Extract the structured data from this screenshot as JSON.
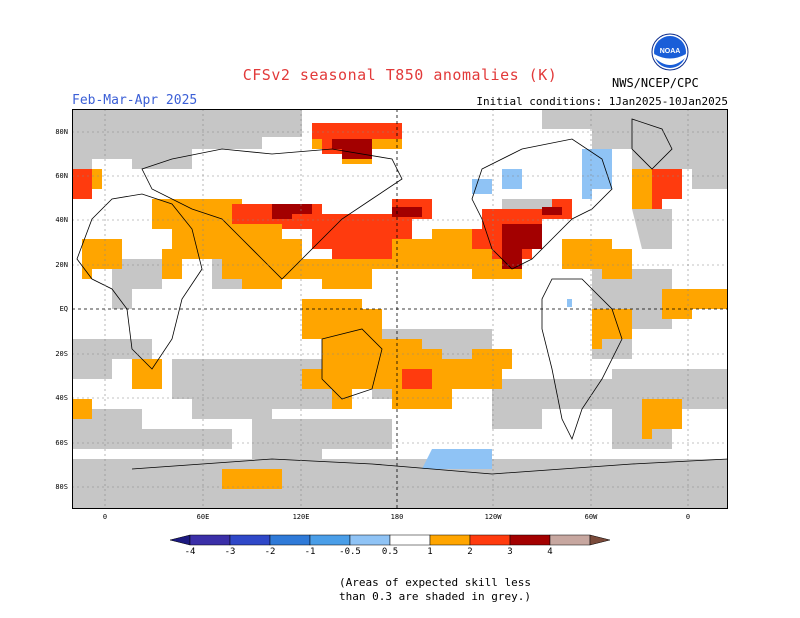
{
  "title": "CFSv2 seasonal T850 anomalies (K)",
  "season": "Feb-Mar-Apr 2025",
  "initial_conditions": "Initial conditions: 1Jan2025-10Jan2025",
  "agency": "NWS/NCEP/CPC",
  "logo": {
    "text": "NOAA",
    "icon": "noaa-logo-icon"
  },
  "lat_labels": [
    "80N",
    "60N",
    "40N",
    "20N",
    "EQ",
    "20S",
    "40S",
    "60S",
    "80S"
  ],
  "lon_labels": [
    "0",
    "60E",
    "120E",
    "180",
    "120W",
    "60W",
    "0"
  ],
  "colorbar": {
    "labels": [
      "-4",
      "-3",
      "-2",
      "-1",
      "-0.5",
      "0.5",
      "1",
      "2",
      "3",
      "4"
    ],
    "colors": [
      "#3b2fa8",
      "#2f48c8",
      "#2f7ad8",
      "#4a9ee8",
      "#8fc3f5",
      "#ffffff",
      "#ffa500",
      "#ff3b0e",
      "#a30000",
      "#c7a7a0",
      "#7a4a3a"
    ]
  },
  "note_lines": [
    "(Areas of expected skill less",
    "than 0.3 are shaded in grey.)"
  ],
  "colors": {
    "grey": "#c6c6c6",
    "orange": "#ffa500",
    "red_orange": "#ff3b0e",
    "dark_red": "#a30000",
    "light_blue": "#8fc3f5",
    "blue": "#4a9ee8"
  }
}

-----

● THE EXERCISE: All of the data above should be transcribed verbatim, with pictures omitted.

● COMPLETED EXERCISE:
Extract the structured data from this screenshot as JSON.
{
  "title": "CFSv2 seasonal T850 anomalies (K)",
  "season": "Feb-Mar-Apr 2025",
  "initial_conditions": "Initial conditions: 1Jan2025-10Jan2025",
  "agency": "NWS/NCEP/CPC",
  "logo": {
    "text": "NOAA",
    "icon": "noaa-logo-icon"
  },
  "lat_labels": [
    "80N",
    "60N",
    "40N",
    "20N",
    "EQ",
    "20S",
    "40S",
    "60S",
    "80S"
  ],
  "lon_labels": [
    "0",
    "60E",
    "120E",
    "180",
    "120W",
    "60W",
    "0"
  ],
  "colorbar": {
    "labels": [
      "-4",
      "-3",
      "-2",
      "-1",
      "-0.5",
      "0.5",
      "1",
      "2",
      "3",
      "4"
    ],
    "colors": [
      "#3b2fa8",
      "#2f48c8",
      "#2f7ad8",
      "#4a9ee8",
      "#8fc3f5",
      "#ffffff",
      "#ffa500",
      "#ff3b0e",
      "#a30000",
      "#c7a7a0",
      "#7a4a3a"
    ]
  },
  "note_lines": [
    "(Areas of expected skill less",
    "than 0.3 are shaded in grey.)"
  ],
  "colors": {
    "grey": "#c6c6c6",
    "orange": "#ffa500",
    "red_orange": "#ff3b0e",
    "dark_red": "#a30000",
    "light_blue": "#8fc3f5",
    "blue": "#4a9ee8"
  }
}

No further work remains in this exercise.